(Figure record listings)
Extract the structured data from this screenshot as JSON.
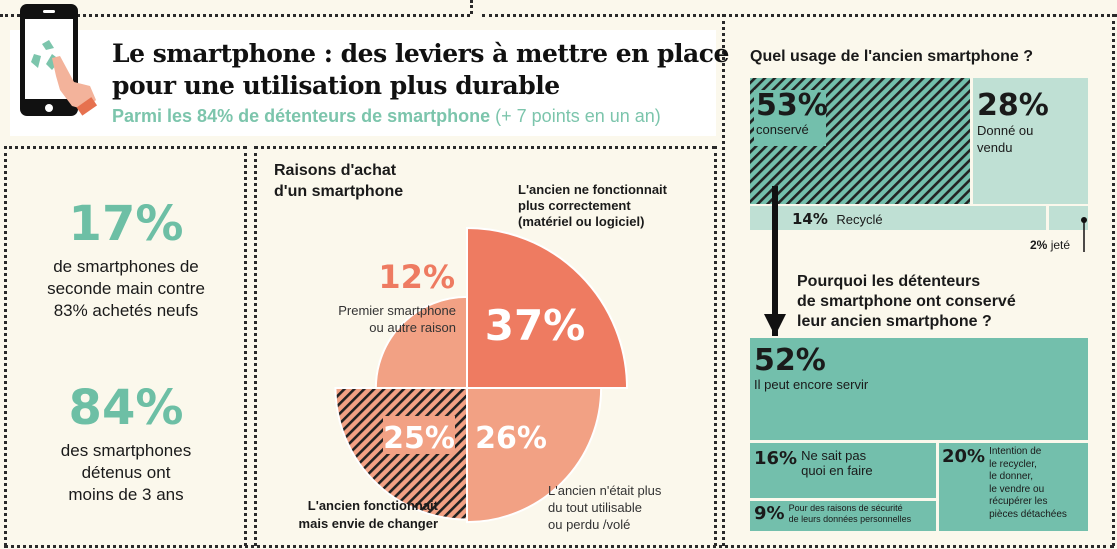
{
  "header": {
    "title_line1": "Le smartphone : des leviers à mettre en place",
    "title_line2": "pour une utilisation plus durable",
    "subtitle_bold": "Parmi les 84% de détenteurs de smartphone",
    "subtitle_light": "(+ 7 points en un an)",
    "icon": "smartphone-recycle-touch-icon"
  },
  "left": {
    "stat1_value": "17%",
    "stat1_text": [
      "de smartphones de",
      "seconde main contre",
      "83% achetés neufs"
    ],
    "stat2_value": "84%",
    "stat2_text": [
      "des smartphones",
      "détenus ont",
      "moins de 3 ans"
    ]
  },
  "colors": {
    "green": "#6dbfa5",
    "green_dark": "#73bfac",
    "green_light": "#bfe0d4",
    "salmon": "#ee7b61",
    "salmon_light": "#f2a184",
    "background": "#fbf8ec"
  },
  "chart_data": [
    {
      "type": "pie",
      "title": "Raisons d'achat d'un smartphone",
      "slices": [
        {
          "label": "L'ancien ne fonctionnait plus correctement (matériel ou logiciel)",
          "value": 37,
          "display": "37%"
        },
        {
          "label": "L'ancien n'était plus du tout utilisable ou perdu /volé",
          "value": 26,
          "display": "26%"
        },
        {
          "label": "L'ancien fonctionnait mais envie de changer",
          "value": 25,
          "display": "25%",
          "hatched": true
        },
        {
          "label": "Premier smartphone ou autre raison",
          "value": 12,
          "display": "12%"
        }
      ]
    },
    {
      "type": "treemap",
      "title": "Quel usage de l'ancien smartphone ?",
      "items": [
        {
          "label": "conservé",
          "value": 53,
          "display": "53%",
          "hatched": true
        },
        {
          "label": "Donné ou vendu",
          "value": 28,
          "display": "28%"
        },
        {
          "label": "Recyclé",
          "value": 14,
          "display": "14%"
        },
        {
          "label": "jeté",
          "value": 2,
          "display": "2%"
        }
      ]
    },
    {
      "type": "treemap",
      "title": "Pourquoi les détenteurs de smartphone ont conservé leur ancien smartphone ?",
      "items": [
        {
          "label": "Il peut encore servir",
          "value": 52,
          "display": "52%"
        },
        {
          "label": "Ne sait pas quoi en faire",
          "value": 16,
          "display": "16%"
        },
        {
          "label": "Pour des raisons de sécurité de leurs données personnelles",
          "value": 9,
          "display": "9%"
        },
        {
          "label": "Intention de le recycler, le donner, le vendre ou récupérer les pièces détachées",
          "value": 20,
          "display": "20%"
        }
      ]
    }
  ],
  "pie_text": {
    "title1": "Raisons d'achat",
    "title2": "d'un smartphone",
    "l37": [
      "L'ancien ne fonctionnait",
      "plus correctement",
      "(matériel ou logiciel)"
    ],
    "l12": [
      "Premier smartphone",
      "ou autre raison"
    ],
    "l25": [
      "L'ancien fonctionnait",
      "mais envie de changer"
    ],
    "l26": [
      "L'ancien n'était plus",
      "du tout utilisable",
      "ou perdu /volé"
    ]
  },
  "usage_text": {
    "q2_lines": [
      "Pourquoi les détenteurs",
      "de smartphone ont conservé",
      "leur ancien smartphone ?"
    ],
    "donne_lines": [
      "Donné ou",
      "vendu"
    ],
    "n16_lines": [
      "Ne sait pas",
      "quoi en faire"
    ],
    "n9_lines": [
      "Pour des raisons de sécurité",
      "de leurs données personnelles"
    ],
    "n20_lines": [
      "Intention de",
      "le recycler,",
      "le donner,",
      "le vendre ou",
      "récupérer les",
      "pièces détachées"
    ]
  }
}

INSTRUCTIONS FOR THE TASK: Transcribe the listing in full and omit the pictures.

EXERCISE SOLUTION:
Extract the structured data from this screenshot as JSON.
{
  "header": {
    "title_line1": "Le smartphone : des leviers à mettre en place",
    "title_line2": "pour une utilisation plus durable",
    "subtitle_bold": "Parmi les 84% de détenteurs de smartphone",
    "subtitle_light": "(+ 7 points en un an)",
    "icon": "smartphone-recycle-touch-icon"
  },
  "left": {
    "stat1_value": "17%",
    "stat1_text": [
      "de smartphones de",
      "seconde main contre",
      "83% achetés neufs"
    ],
    "stat2_value": "84%",
    "stat2_text": [
      "des smartphones",
      "détenus ont",
      "moins de 3 ans"
    ]
  },
  "colors": {
    "green": "#6dbfa5",
    "green_dark": "#73bfac",
    "green_light": "#bfe0d4",
    "salmon": "#ee7b61",
    "salmon_light": "#f2a184",
    "background": "#fbf8ec"
  },
  "chart_data": [
    {
      "type": "pie",
      "title": "Raisons d'achat d'un smartphone",
      "slices": [
        {
          "label": "L'ancien ne fonctionnait plus correctement (matériel ou logiciel)",
          "value": 37,
          "display": "37%"
        },
        {
          "label": "L'ancien n'était plus du tout utilisable ou perdu /volé",
          "value": 26,
          "display": "26%"
        },
        {
          "label": "L'ancien fonctionnait mais envie de changer",
          "value": 25,
          "display": "25%",
          "hatched": true
        },
        {
          "label": "Premier smartphone ou autre raison",
          "value": 12,
          "display": "12%"
        }
      ]
    },
    {
      "type": "treemap",
      "title": "Quel usage de l'ancien smartphone ?",
      "items": [
        {
          "label": "conservé",
          "value": 53,
          "display": "53%",
          "hatched": true
        },
        {
          "label": "Donné ou vendu",
          "value": 28,
          "display": "28%"
        },
        {
          "label": "Recyclé",
          "value": 14,
          "display": "14%"
        },
        {
          "label": "jeté",
          "value": 2,
          "display": "2%"
        }
      ]
    },
    {
      "type": "treemap",
      "title": "Pourquoi les détenteurs de smartphone ont conservé leur ancien smartphone ?",
      "items": [
        {
          "label": "Il peut encore servir",
          "value": 52,
          "display": "52%"
        },
        {
          "label": "Ne sait pas quoi en faire",
          "value": 16,
          "display": "16%"
        },
        {
          "label": "Pour des raisons de sécurité de leurs données personnelles",
          "value": 9,
          "display": "9%"
        },
        {
          "label": "Intention de le recycler, le donner, le vendre ou récupérer les pièces détachées",
          "value": 20,
          "display": "20%"
        }
      ]
    }
  ],
  "pie_text": {
    "title1": "Raisons d'achat",
    "title2": "d'un smartphone",
    "l37": [
      "L'ancien ne fonctionnait",
      "plus correctement",
      "(matériel ou logiciel)"
    ],
    "l12": [
      "Premier smartphone",
      "ou autre raison"
    ],
    "l25": [
      "L'ancien fonctionnait",
      "mais envie de changer"
    ],
    "l26": [
      "L'ancien n'était plus",
      "du tout utilisable",
      "ou perdu /volé"
    ]
  },
  "usage_text": {
    "q2_lines": [
      "Pourquoi les détenteurs",
      "de smartphone ont conservé",
      "leur ancien smartphone ?"
    ],
    "donne_lines": [
      "Donné ou",
      "vendu"
    ],
    "n16_lines": [
      "Ne sait pas",
      "quoi en faire"
    ],
    "n9_lines": [
      "Pour des raisons de sécurité",
      "de leurs données personnelles"
    ],
    "n20_lines": [
      "Intention de",
      "le recycler,",
      "le donner,",
      "le vendre ou",
      "récupérer les",
      "pièces détachées"
    ]
  }
}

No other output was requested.